Data listing:
--- Begin ---
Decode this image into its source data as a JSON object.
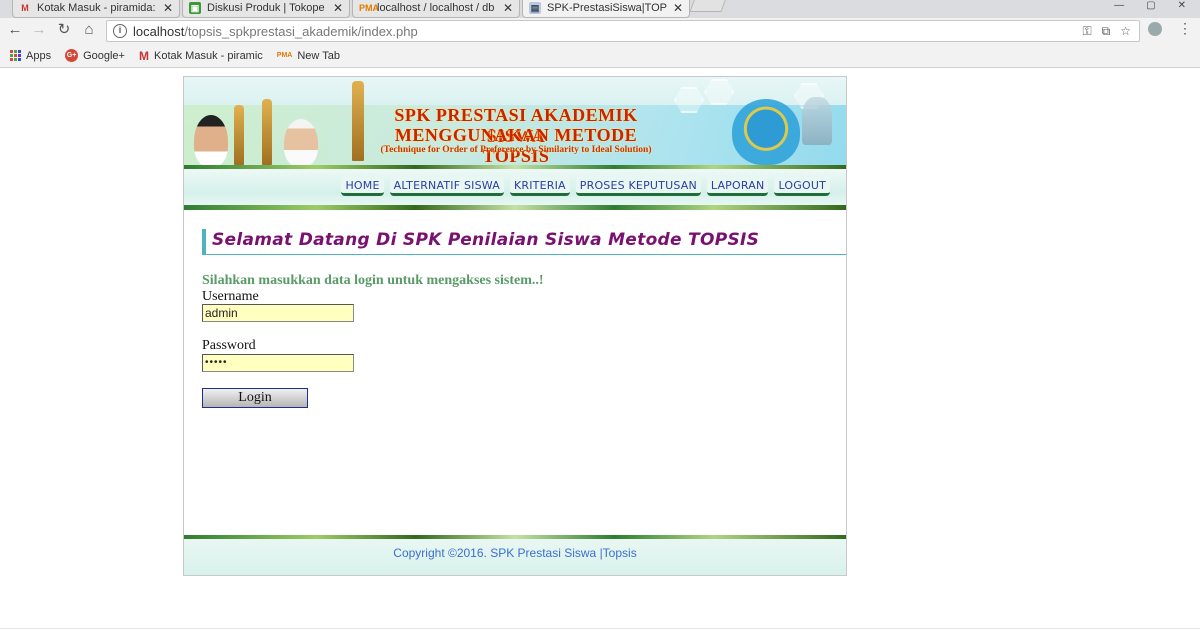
{
  "browser": {
    "tabs": [
      {
        "title": "Kotak Masuk - piramida:",
        "icon": "gmail-icon"
      },
      {
        "title": "Diskusi Produk | Tokope",
        "icon": "tokopedia-icon"
      },
      {
        "title": "localhost / localhost / db",
        "icon": "phpmyadmin-icon"
      },
      {
        "title": "SPK-PrestasiSiswa|TOPSIS",
        "icon": "page-icon"
      }
    ],
    "url_host": "localhost",
    "url_path": "/topsis_spkprestasi_akademik/index.php",
    "bookmarks": [
      {
        "label": "Apps",
        "icon": "apps-icon"
      },
      {
        "label": "Google+",
        "icon": "google-plus-icon"
      },
      {
        "label": "Kotak Masuk - piramic",
        "icon": "gmail-icon"
      },
      {
        "label": "New Tab",
        "icon": "phpmyadmin-icon"
      }
    ]
  },
  "header": {
    "title_line1": "SPK PRESTASI AKADEMIK SISWA",
    "title_line2": "MENGGUNAKAN METODE TOPSIS",
    "subtitle": "(Technique for Order of Preference by Similarity to Ideal Solution)"
  },
  "nav": {
    "items": [
      "HOME",
      "ALTERNATIF SISWA",
      "KRITERIA",
      "PROSES KEPUTUSAN",
      "LAPORAN",
      "LOGOUT"
    ]
  },
  "main": {
    "heading": "Selamat Datang Di SPK Penilaian Siswa Metode TOPSIS",
    "login_prompt": "Silahkan masukkan data login untuk mengakses sistem..!",
    "username_label": "Username",
    "username_value": "admin",
    "password_label": "Password",
    "password_value": "•••••",
    "login_button": "Login"
  },
  "footer": {
    "copyright": "Copyright ©2016. SPK Prestasi Siswa |Topsis"
  },
  "colors": {
    "title_red": "#cc2200",
    "nav_text": "#2a3ea0",
    "heading_purple": "#7a1070",
    "prompt_green": "#5a9a68",
    "footer_blue": "#3b6fd0",
    "input_bg": "#ffffc0"
  }
}
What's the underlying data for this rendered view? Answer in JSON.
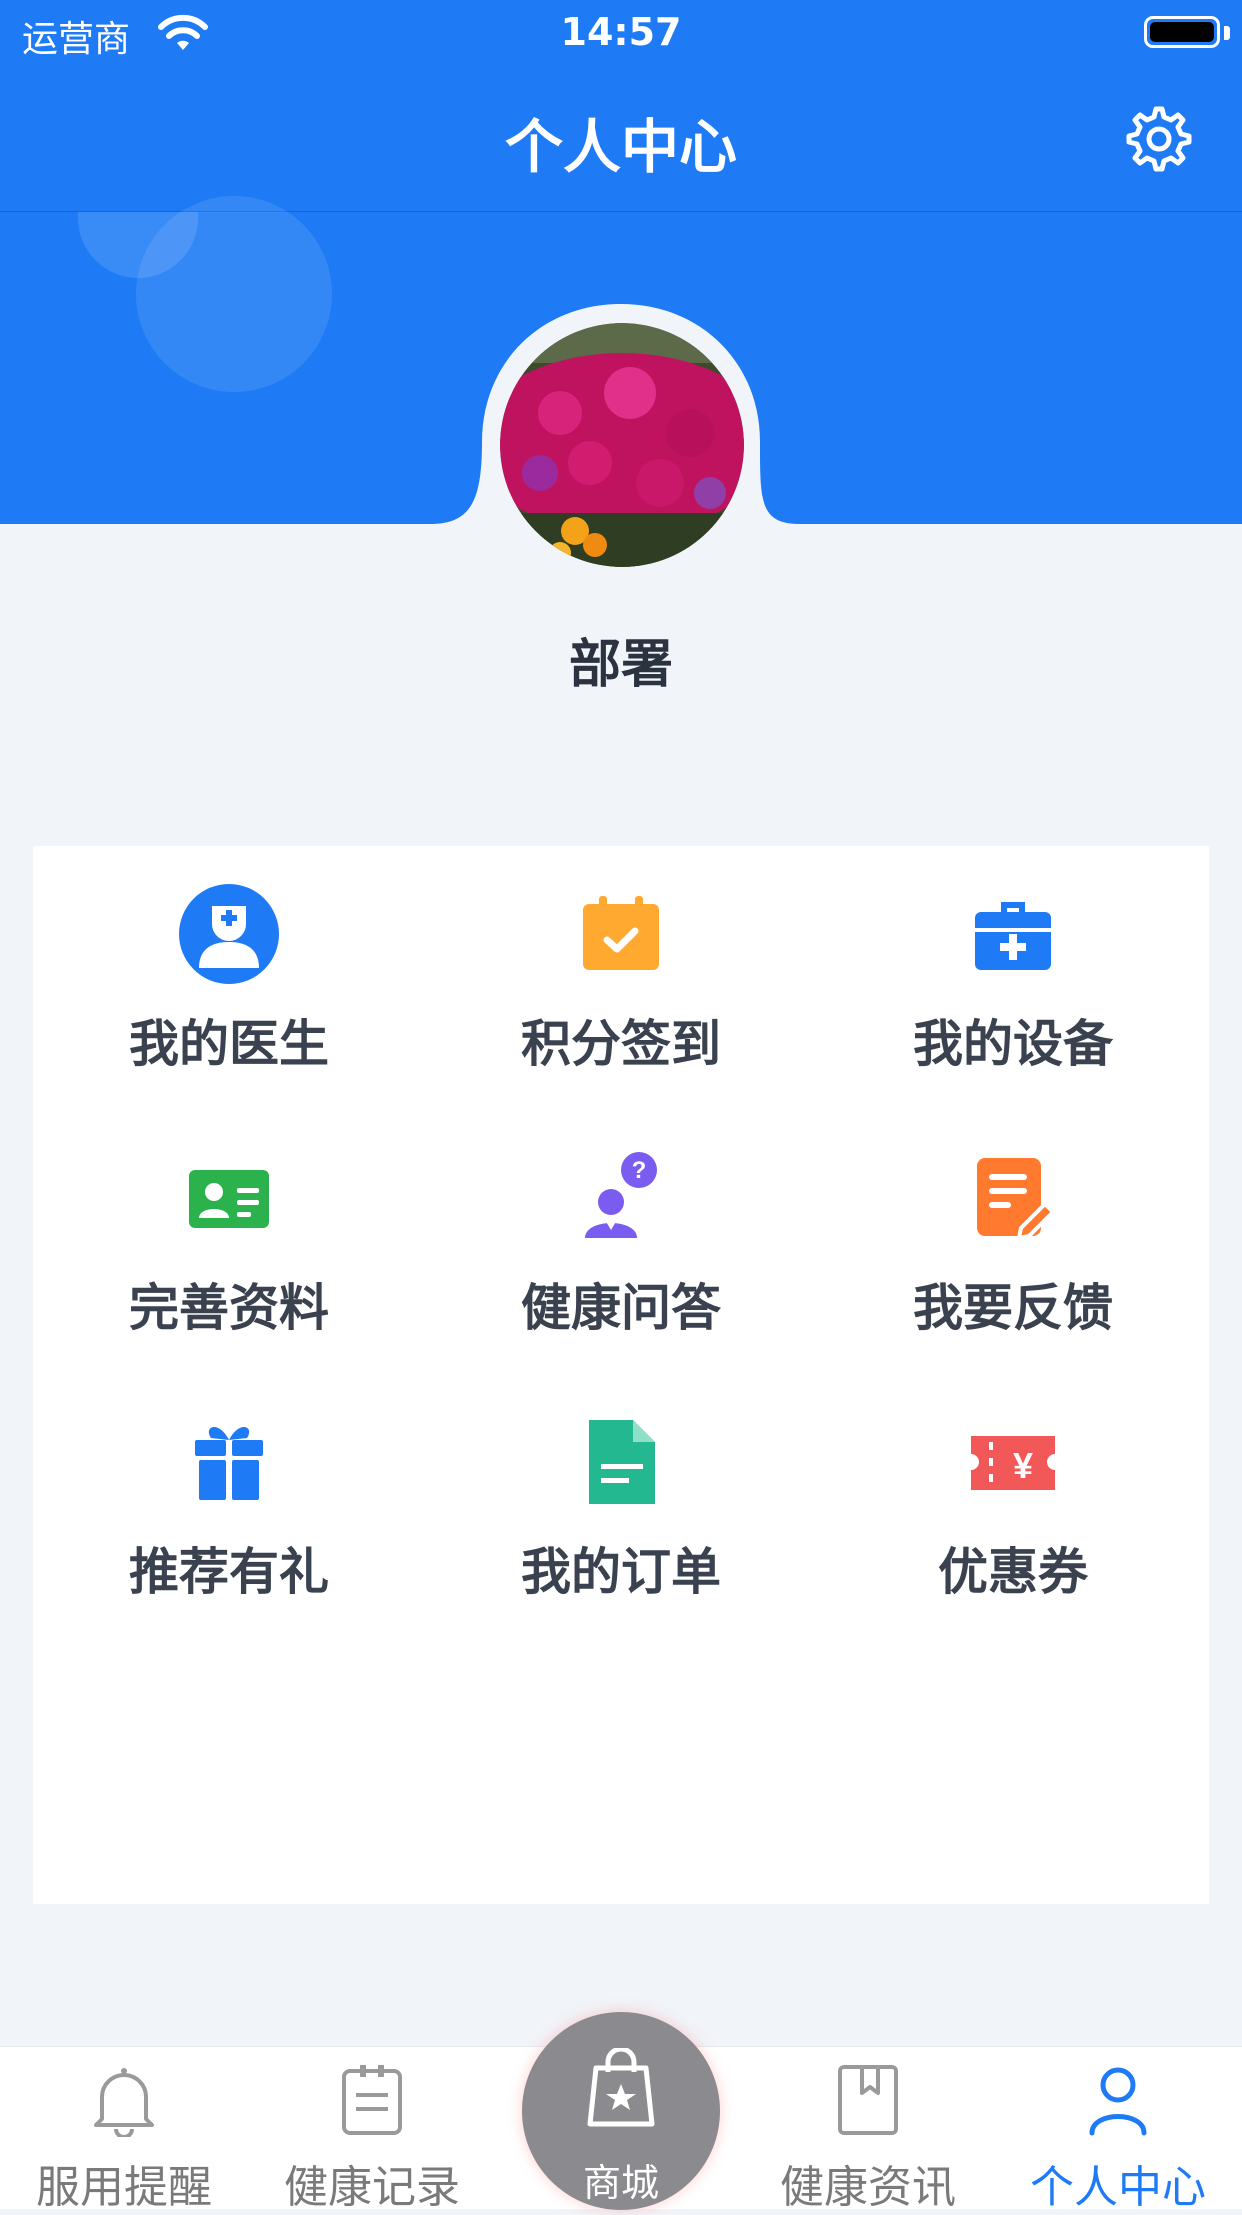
{
  "status_bar": {
    "carrier": "运营商",
    "time": "14:57"
  },
  "header": {
    "title": "个人中心"
  },
  "profile": {
    "name": "部署"
  },
  "menu": [
    {
      "label": "我的医生",
      "icon": "doctor-icon",
      "color": "#1e7bf5"
    },
    {
      "label": "积分签到",
      "icon": "calendar-check-icon",
      "color": "#ffa931"
    },
    {
      "label": "我的设备",
      "icon": "medical-kit-icon",
      "color": "#1e7bf5"
    },
    {
      "label": "完善资料",
      "icon": "id-card-icon",
      "color": "#2bb24c"
    },
    {
      "label": "健康问答",
      "icon": "question-user-icon",
      "color": "#7b5cf0"
    },
    {
      "label": "我要反馈",
      "icon": "feedback-edit-icon",
      "color": "#ff7a2e"
    },
    {
      "label": "推荐有礼",
      "icon": "gift-icon",
      "color": "#1e7bf5"
    },
    {
      "label": "我的订单",
      "icon": "order-document-icon",
      "color": "#24b891"
    },
    {
      "label": "优惠券",
      "icon": "coupon-icon",
      "color": "#f25858"
    }
  ],
  "tabbar": {
    "tabs": [
      {
        "label": "服用提醒",
        "icon": "bell-icon"
      },
      {
        "label": "健康记录",
        "icon": "clipboard-icon"
      },
      {
        "label": "商城",
        "icon": "shopping-bag-icon"
      },
      {
        "label": "健康资讯",
        "icon": "bookmark-book-icon"
      },
      {
        "label": "个人中心",
        "icon": "user-icon"
      }
    ],
    "active_index": 4
  },
  "colors": {
    "primary": "#1e7bf5",
    "background": "#f1f4f9",
    "tab_inactive": "#7a7a7a"
  }
}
--- End ---
What is required: Retype the records exactly. Any image in them should not appear in what you write.

Output for this task:
Decode this image into its source data as a JSON object.
{
  "browser": {
    "tabs": [
      {
        "title": "Kotak Masuk - piramida:",
        "icon": "gmail-icon"
      },
      {
        "title": "Diskusi Produk | Tokope",
        "icon": "tokopedia-icon"
      },
      {
        "title": "localhost / localhost / db",
        "icon": "phpmyadmin-icon"
      },
      {
        "title": "SPK-PrestasiSiswa|TOPSIS",
        "icon": "page-icon"
      }
    ],
    "url_host": "localhost",
    "url_path": "/topsis_spkprestasi_akademik/index.php",
    "bookmarks": [
      {
        "label": "Apps",
        "icon": "apps-icon"
      },
      {
        "label": "Google+",
        "icon": "google-plus-icon"
      },
      {
        "label": "Kotak Masuk - piramic",
        "icon": "gmail-icon"
      },
      {
        "label": "New Tab",
        "icon": "phpmyadmin-icon"
      }
    ]
  },
  "header": {
    "title_line1": "SPK PRESTASI AKADEMIK SISWA",
    "title_line2": "MENGGUNAKAN METODE TOPSIS",
    "subtitle": "(Technique for Order of Preference by Similarity to Ideal Solution)"
  },
  "nav": {
    "items": [
      "HOME",
      "ALTERNATIF SISWA",
      "KRITERIA",
      "PROSES KEPUTUSAN",
      "LAPORAN",
      "LOGOUT"
    ]
  },
  "main": {
    "heading": "Selamat Datang Di SPK Penilaian Siswa Metode TOPSIS",
    "login_prompt": "Silahkan masukkan data login untuk mengakses sistem..!",
    "username_label": "Username",
    "username_value": "admin",
    "password_label": "Password",
    "password_value": "•••••",
    "login_button": "Login"
  },
  "footer": {
    "copyright": "Copyright ©2016. SPK Prestasi Siswa |Topsis"
  },
  "colors": {
    "title_red": "#cc2200",
    "nav_text": "#2a3ea0",
    "heading_purple": "#7a1070",
    "prompt_green": "#5a9a68",
    "footer_blue": "#3b6fd0",
    "input_bg": "#ffffc0"
  }
}
What's the underlying data for this rendered view? Answer in JSON.
{
  "status_bar": {
    "carrier": "运营商",
    "time": "14:57"
  },
  "header": {
    "title": "个人中心"
  },
  "profile": {
    "name": "部署"
  },
  "menu": [
    {
      "label": "我的医生",
      "icon": "doctor-icon",
      "color": "#1e7bf5"
    },
    {
      "label": "积分签到",
      "icon": "calendar-check-icon",
      "color": "#ffa931"
    },
    {
      "label": "我的设备",
      "icon": "medical-kit-icon",
      "color": "#1e7bf5"
    },
    {
      "label": "完善资料",
      "icon": "id-card-icon",
      "color": "#2bb24c"
    },
    {
      "label": "健康问答",
      "icon": "question-user-icon",
      "color": "#7b5cf0"
    },
    {
      "label": "我要反馈",
      "icon": "feedback-edit-icon",
      "color": "#ff7a2e"
    },
    {
      "label": "推荐有礼",
      "icon": "gift-icon",
      "color": "#1e7bf5"
    },
    {
      "label": "我的订单",
      "icon": "order-document-icon",
      "color": "#24b891"
    },
    {
      "label": "优惠券",
      "icon": "coupon-icon",
      "color": "#f25858"
    }
  ],
  "tabbar": {
    "tabs": [
      {
        "label": "服用提醒",
        "icon": "bell-icon"
      },
      {
        "label": "健康记录",
        "icon": "clipboard-icon"
      },
      {
        "label": "商城",
        "icon": "shopping-bag-icon"
      },
      {
        "label": "健康资讯",
        "icon": "bookmark-book-icon"
      },
      {
        "label": "个人中心",
        "icon": "user-icon"
      }
    ],
    "active_index": 4
  },
  "colors": {
    "primary": "#1e7bf5",
    "background": "#f1f4f9",
    "tab_inactive": "#7a7a7a"
  }
}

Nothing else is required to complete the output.